• _EXERCISE DESCRIPTION_:
Do not include the pictures; repeat the rest of the data exactly.

········

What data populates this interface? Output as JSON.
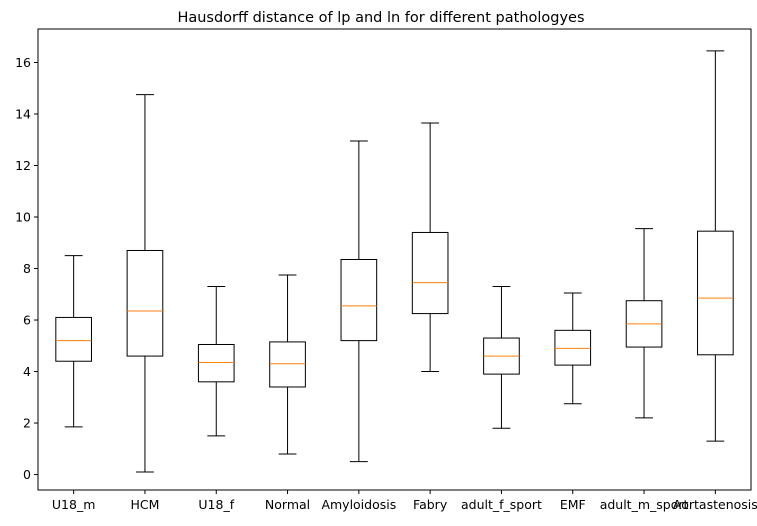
{
  "chart_data": {
    "type": "boxplot",
    "title": "Hausdorff distance of lp and ln for different pathologyes",
    "xlabel": "",
    "ylabel": "",
    "ylim": [
      -0.6,
      17.3
    ],
    "yticks": [
      0,
      2,
      4,
      6,
      8,
      10,
      12,
      14,
      16
    ],
    "categories": [
      "U18_m",
      "HCM",
      "U18_f",
      "Normal",
      "Amyloidosis",
      "Fabry",
      "adult_f_sport",
      "EMF",
      "adult_m_sport",
      "Aortastenosis"
    ],
    "boxes": [
      {
        "whisker_low": 1.85,
        "q1": 4.4,
        "median": 5.2,
        "q3": 6.1,
        "whisker_high": 8.5
      },
      {
        "whisker_low": 0.1,
        "q1": 4.6,
        "median": 6.35,
        "q3": 8.7,
        "whisker_high": 14.75
      },
      {
        "whisker_low": 1.5,
        "q1": 3.6,
        "median": 4.35,
        "q3": 5.05,
        "whisker_high": 7.3
      },
      {
        "whisker_low": 0.8,
        "q1": 3.4,
        "median": 4.3,
        "q3": 5.15,
        "whisker_high": 7.75
      },
      {
        "whisker_low": 0.5,
        "q1": 5.2,
        "median": 6.55,
        "q3": 8.35,
        "whisker_high": 12.95
      },
      {
        "whisker_low": 4.0,
        "q1": 6.25,
        "median": 7.45,
        "q3": 9.4,
        "whisker_high": 13.65
      },
      {
        "whisker_low": 1.8,
        "q1": 3.9,
        "median": 4.6,
        "q3": 5.3,
        "whisker_high": 7.3
      },
      {
        "whisker_low": 2.75,
        "q1": 4.25,
        "median": 4.9,
        "q3": 5.6,
        "whisker_high": 7.05
      },
      {
        "whisker_low": 2.2,
        "q1": 4.95,
        "median": 5.85,
        "q3": 6.75,
        "whisker_high": 9.55
      },
      {
        "whisker_low": 1.3,
        "q1": 4.65,
        "median": 6.85,
        "q3": 9.45,
        "whisker_high": 16.45
      }
    ],
    "colors": {
      "box": "#000000",
      "median": "#ff7f0e",
      "background": "#ffffff"
    },
    "grid": false,
    "legend": "none"
  }
}
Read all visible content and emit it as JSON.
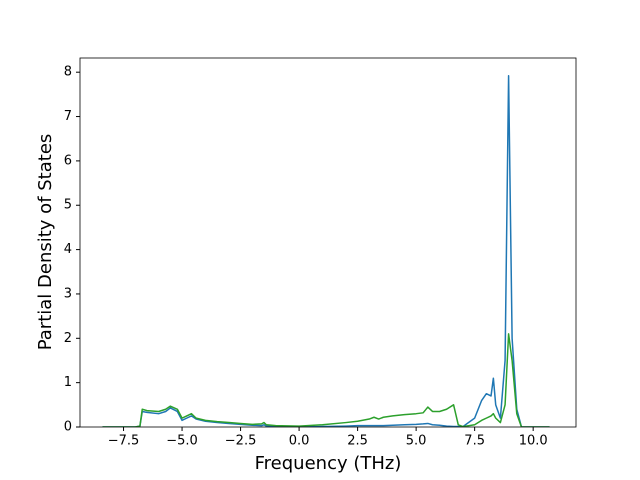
{
  "chart_data": {
    "type": "line",
    "xlabel": "Frequency (THz)",
    "ylabel": "Partial Density of States",
    "x": [
      -8.4,
      -7.0,
      -6.8,
      -6.7,
      -6.5,
      -6.0,
      -5.7,
      -5.5,
      -5.2,
      -5.0,
      -4.8,
      -4.6,
      -4.4,
      -4.0,
      -3.5,
      -3.0,
      -2.5,
      -2.0,
      -1.6,
      -1.5,
      -1.4,
      -1.0,
      0,
      1.0,
      2.0,
      2.5,
      3.0,
      3.2,
      3.4,
      3.6,
      4.0,
      4.5,
      5.0,
      5.3,
      5.5,
      5.7,
      6.0,
      6.3,
      6.6,
      6.8,
      7.0,
      7.5,
      7.8,
      8.0,
      8.2,
      8.3,
      8.4,
      8.6,
      8.8,
      8.95,
      9.1,
      9.3,
      9.5,
      10.0,
      10.7
    ],
    "series": [
      {
        "color": "#1f77b4",
        "values": [
          0,
          0,
          0.02,
          0.35,
          0.33,
          0.3,
          0.35,
          0.43,
          0.35,
          0.15,
          0.2,
          0.25,
          0.18,
          0.13,
          0.1,
          0.08,
          0.06,
          0.04,
          0.03,
          0.05,
          0.02,
          0.01,
          0,
          0.01,
          0.02,
          0.03,
          0.03,
          0.03,
          0.03,
          0.03,
          0.04,
          0.05,
          0.06,
          0.07,
          0.08,
          0.05,
          0.04,
          0.02,
          0.01,
          0.01,
          0.01,
          0.2,
          0.6,
          0.75,
          0.7,
          1.1,
          0.5,
          0.2,
          1.5,
          7.92,
          2.0,
          0.4,
          0,
          0,
          0
        ]
      },
      {
        "color": "#2ca02c",
        "values": [
          0,
          0,
          0.02,
          0.4,
          0.37,
          0.35,
          0.4,
          0.47,
          0.4,
          0.2,
          0.25,
          0.3,
          0.2,
          0.15,
          0.12,
          0.1,
          0.08,
          0.06,
          0.07,
          0.1,
          0.05,
          0.03,
          0.02,
          0.05,
          0.1,
          0.13,
          0.18,
          0.22,
          0.18,
          0.22,
          0.25,
          0.28,
          0.3,
          0.32,
          0.45,
          0.35,
          0.35,
          0.4,
          0.5,
          0.05,
          0.01,
          0.05,
          0.15,
          0.2,
          0.25,
          0.3,
          0.2,
          0.1,
          0.5,
          2.1,
          1.5,
          0.3,
          0,
          0,
          0
        ]
      }
    ],
    "xlim": [
      -9.36,
      11.83
    ],
    "ylim": [
      0,
      8.32
    ],
    "xticks": [
      {
        "value": -7.5,
        "label": "−7.5"
      },
      {
        "value": -5.0,
        "label": "−5.0"
      },
      {
        "value": -2.5,
        "label": "−2.5"
      },
      {
        "value": 0,
        "label": "0.0"
      },
      {
        "value": 2.5,
        "label": "2.5"
      },
      {
        "value": 5.0,
        "label": "5.0"
      },
      {
        "value": 7.5,
        "label": "7.5"
      },
      {
        "value": 10.0,
        "label": "10.0"
      }
    ],
    "yticks": [
      0,
      1,
      2,
      3,
      4,
      5,
      6,
      7,
      8
    ]
  }
}
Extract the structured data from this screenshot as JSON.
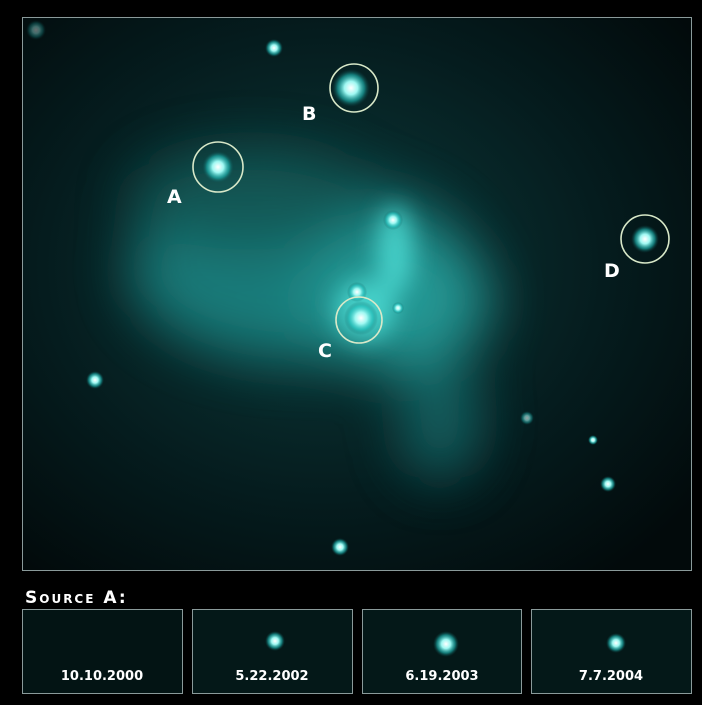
{
  "labels": [
    "A",
    "B",
    "C",
    "D"
  ],
  "caption": "Source A:",
  "thumbnails": [
    "10.10.2000",
    "5.22.2002",
    "6.19.2003",
    "7.7.2004"
  ]
}
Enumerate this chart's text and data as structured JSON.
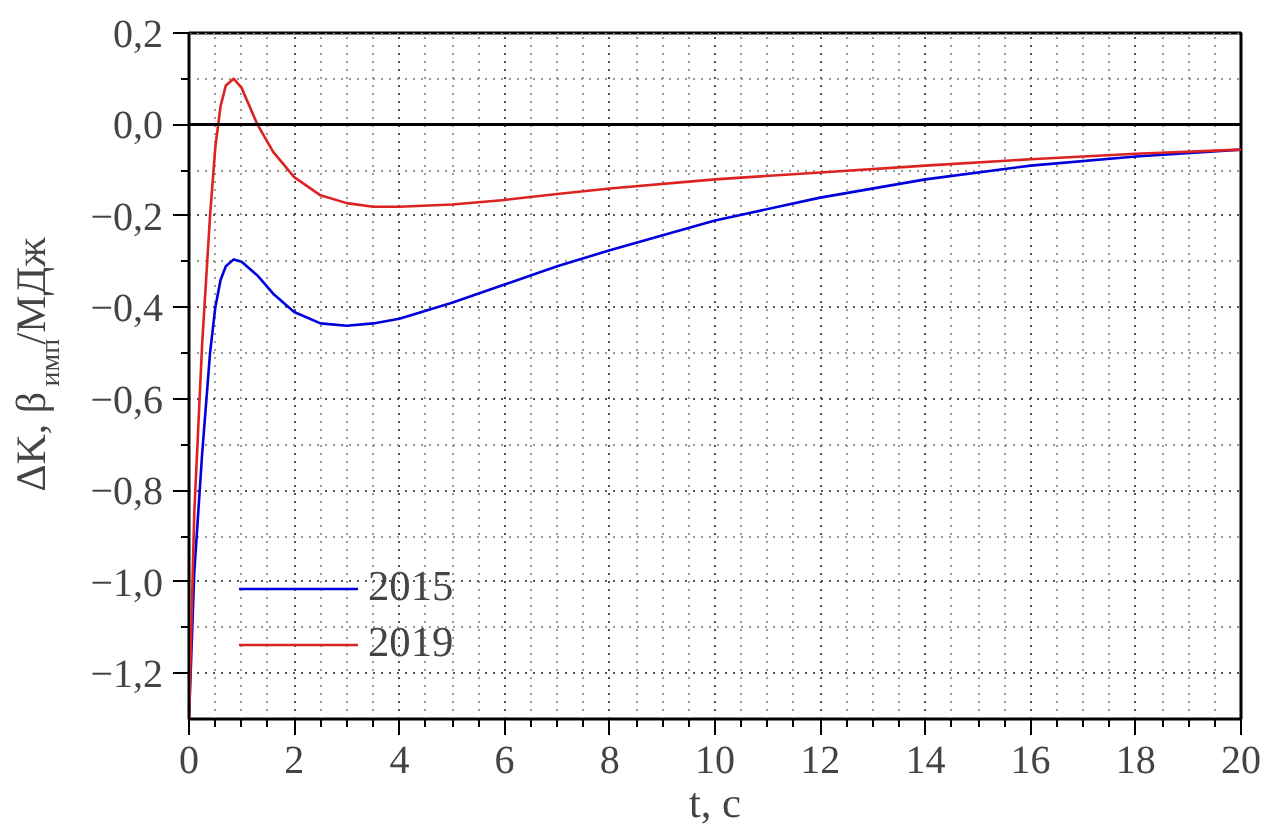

········

• _THE COMPLETED TASK_:
What data populates this interface? Output as JSON.
{
  "chart_data": {
    "type": "boxplot",
    "title": "Hausdorff distance of lp and ln for different pathologyes",
    "xlabel": "",
    "ylabel": "",
    "ylim": [
      -0.6,
      17.3
    ],
    "yticks": [
      0,
      2,
      4,
      6,
      8,
      10,
      12,
      14,
      16
    ],
    "categories": [
      "U18_m",
      "HCM",
      "U18_f",
      "Normal",
      "Amyloidosis",
      "Fabry",
      "adult_f_sport",
      "EMF",
      "adult_m_sport",
      "Aortastenosis"
    ],
    "boxes": [
      {
        "whisker_low": 1.85,
        "q1": 4.4,
        "median": 5.2,
        "q3": 6.1,
        "whisker_high": 8.5
      },
      {
        "whisker_low": 0.1,
        "q1": 4.6,
        "median": 6.35,
        "q3": 8.7,
        "whisker_high": 14.75
      },
      {
        "whisker_low": 1.5,
        "q1": 3.6,
        "median": 4.35,
        "q3": 5.05,
        "whisker_high": 7.3
      },
      {
        "whisker_low": 0.8,
        "q1": 3.4,
        "median": 4.3,
        "q3": 5.15,
        "whisker_high": 7.75
      },
      {
        "whisker_low": 0.5,
        "q1": 5.2,
        "median": 6.55,
        "q3": 8.35,
        "whisker_high": 12.95
      },
      {
        "whisker_low": 4.0,
        "q1": 6.25,
        "median": 7.45,
        "q3": 9.4,
        "whisker_high": 13.65
      },
      {
        "whisker_low": 1.8,
        "q1": 3.9,
        "median": 4.6,
        "q3": 5.3,
        "whisker_high": 7.3
      },
      {
        "whisker_low": 2.75,
        "q1": 4.25,
        "median": 4.9,
        "q3": 5.6,
        "whisker_high": 7.05
      },
      {
        "whisker_low": 2.2,
        "q1": 4.95,
        "median": 5.85,
        "q3": 6.75,
        "whisker_high": 9.55
      },
      {
        "whisker_low": 1.3,
        "q1": 4.65,
        "median": 6.85,
        "q3": 9.45,
        "whisker_high": 16.45
      }
    ],
    "colors": {
      "box": "#000000",
      "median": "#ff7f0e",
      "background": "#ffffff"
    },
    "grid": false,
    "legend": "none"
  }
}
Read all visible content and emit it as JSON.
{
  "chart_data": {
    "type": "line",
    "xlabel": "Frequency (THz)",
    "ylabel": "Partial Density of States",
    "x": [
      -8.4,
      -7.0,
      -6.8,
      -6.7,
      -6.5,
      -6.0,
      -5.7,
      -5.5,
      -5.2,
      -5.0,
      -4.8,
      -4.6,
      -4.4,
      -4.0,
      -3.5,
      -3.0,
      -2.5,
      -2.0,
      -1.6,
      -1.5,
      -1.4,
      -1.0,
      0,
      1.0,
      2.0,
      2.5,
      3.0,
      3.2,
      3.4,
      3.6,
      4.0,
      4.5,
      5.0,
      5.3,
      5.5,
      5.7,
      6.0,
      6.3,
      6.6,
      6.8,
      7.0,
      7.5,
      7.8,
      8.0,
      8.2,
      8.3,
      8.4,
      8.6,
      8.8,
      8.95,
      9.1,
      9.3,
      9.5,
      10.0,
      10.7
    ],
    "series": [
      {
        "color": "#1f77b4",
        "values": [
          0,
          0,
          0.02,
          0.35,
          0.33,
          0.3,
          0.35,
          0.43,
          0.35,
          0.15,
          0.2,
          0.25,
          0.18,
          0.13,
          0.1,
          0.08,
          0.06,
          0.04,
          0.03,
          0.05,
          0.02,
          0.01,
          0,
          0.01,
          0.02,
          0.03,
          0.03,
          0.03,
          0.03,
          0.03,
          0.04,
          0.05,
          0.06,
          0.07,
          0.08,
          0.05,
          0.04,
          0.02,
          0.01,
          0.01,
          0.01,
          0.2,
          0.6,
          0.75,
          0.7,
          1.1,
          0.5,
          0.2,
          1.5,
          7.92,
          2.0,
          0.4,
          0,
          0,
          0
        ]
      },
      {
        "color": "#2ca02c",
        "values": [
          0,
          0,
          0.02,
          0.4,
          0.37,
          0.35,
          0.4,
          0.47,
          0.4,
          0.2,
          0.25,
          0.3,
          0.2,
          0.15,
          0.12,
          0.1,
          0.08,
          0.06,
          0.07,
          0.1,
          0.05,
          0.03,
          0.02,
          0.05,
          0.1,
          0.13,
          0.18,
          0.22,
          0.18,
          0.22,
          0.25,
          0.28,
          0.3,
          0.32,
          0.45,
          0.35,
          0.35,
          0.4,
          0.5,
          0.05,
          0.01,
          0.05,
          0.15,
          0.2,
          0.25,
          0.3,
          0.2,
          0.1,
          0.5,
          2.1,
          1.5,
          0.3,
          0,
          0,
          0
        ]
      }
    ],
    "xlim": [
      -9.36,
      11.83
    ],
    "ylim": [
      0,
      8.32
    ],
    "xticks": [
      {
        "value": -7.5,
        "label": "−7.5"
      },
      {
        "value": -5.0,
        "label": "−5.0"
      },
      {
        "value": -2.5,
        "label": "−2.5"
      },
      {
        "value": 0,
        "label": "0.0"
      },
      {
        "value": 2.5,
        "label": "2.5"
      },
      {
        "value": 5.0,
        "label": "5.0"
      },
      {
        "value": 7.5,
        "label": "7.5"
      },
      {
        "value": 10.0,
        "label": "10.0"
      }
    ],
    "yticks": [
      0,
      1,
      2,
      3,
      4,
      5,
      6,
      7,
      8
    ]
  }
}
Extract the structured data from this screenshot as JSON.
{
  "labels": [
    "A",
    "B",
    "C",
    "D"
  ],
  "caption": "Source A:",
  "thumbnails": [
    "10.10.2000",
    "5.22.2002",
    "6.19.2003",
    "7.7.2004"
  ]
}
Enumerate this chart's text and data as structured JSON.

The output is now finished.